— Begin SUPPLIED DATA —

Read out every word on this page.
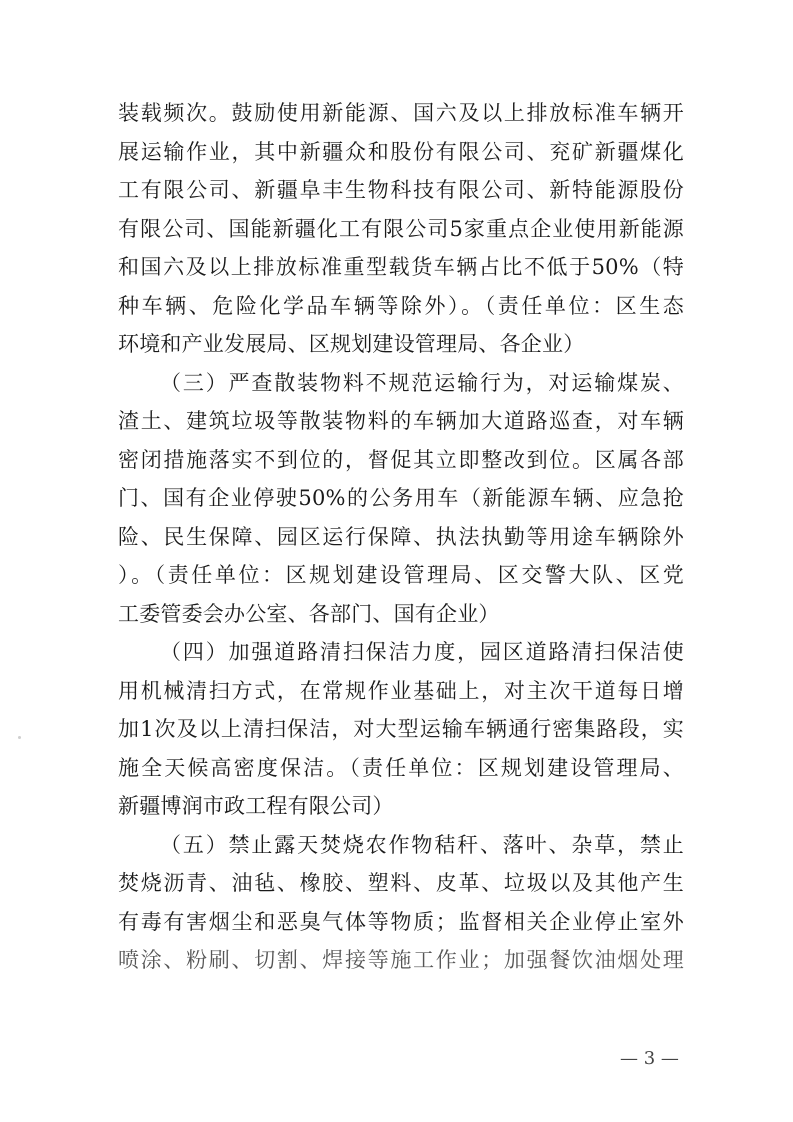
装载频次。鼓励使用新能源、国六及以上排放标准车辆开
展运输作业，其中新疆众和股份有限公司、兖矿新疆煤化
工有限公司、新疆阜丰生物科技有限公司、新特能源股份
有限公司、国能新疆化工有限公司5家重点企业使用新能源
和国六及以上排放标准重型载货车辆占比不低于50%（特
种车辆、危险化学品车辆等除外）。（责任单位：区生态
环境和产业发展局、区规划建设管理局、各企业）
（三）严查散装物料不规范运输行为，对运输煤炭、
渣土、建筑垃圾等散装物料的车辆加大道路巡查，对车辆
密闭措施落实不到位的，督促其立即整改到位。区属各部
门、国有企业停驶50%的公务用车（新能源车辆、应急抢
险、民生保障、园区运行保障、执法执勤等用途车辆除外
）。（责任单位：区规划建设管理局、区交警大队、区党
工委管委会办公室、各部门、国有企业）
（四）加强道路清扫保洁力度，园区道路清扫保洁使
用机械清扫方式，在常规作业基础上，对主次干道每日增
加1次及以上清扫保洁，对大型运输车辆通行密集路段，实
施全天候高密度保洁。（责任单位：区规划建设管理局、
新疆博润市政工程有限公司）
（五）禁止露天焚烧农作物秸秆、落叶、杂草，禁止
焚烧沥青、油毡、橡胶、塑料、皮革、垃圾以及其他产生
有毒有害烟尘和恶臭气体等物质；监督相关企业停止室外
喷涂、粉刷、切割、焊接等施工作业；加强餐饮油烟处理
— 3 —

— End SUPPLIED DATA —

• [CHALLENGE]
Restate the whole of the material word for word without the pictures.

• [SOLUTION TO THIS PROBLEM]
Read out every word on this page.
装载频次。鼓励使用新能源、国六及以上排放标准车辆开
展运输作业，其中新疆众和股份有限公司、兖矿新疆煤化
工有限公司、新疆阜丰生物科技有限公司、新特能源股份
有限公司、国能新疆化工有限公司5家重点企业使用新能源
和国六及以上排放标准重型载货车辆占比不低于50%（特
种车辆、危险化学品车辆等除外）。（责任单位：区生态
环境和产业发展局、区规划建设管理局、各企业）
（三）严查散装物料不规范运输行为，对运输煤炭、
渣土、建筑垃圾等散装物料的车辆加大道路巡查，对车辆
密闭措施落实不到位的，督促其立即整改到位。区属各部
门、国有企业停驶50%的公务用车（新能源车辆、应急抢
险、民生保障、园区运行保障、执法执勤等用途车辆除外
）。（责任单位：区规划建设管理局、区交警大队、区党
工委管委会办公室、各部门、国有企业）
（四）加强道路清扫保洁力度，园区道路清扫保洁使
用机械清扫方式，在常规作业基础上，对主次干道每日增
加1次及以上清扫保洁，对大型运输车辆通行密集路段，实
施全天候高密度保洁。（责任单位：区规划建设管理局、
新疆博润市政工程有限公司）
（五）禁止露天焚烧农作物秸秆、落叶、杂草，禁止
焚烧沥青、油毡、橡胶、塑料、皮革、垃圾以及其他产生
有毒有害烟尘和恶臭气体等物质；监督相关企业停止室外
喷涂、粉刷、切割、焊接等施工作业；加强餐饮油烟处理
— 3 —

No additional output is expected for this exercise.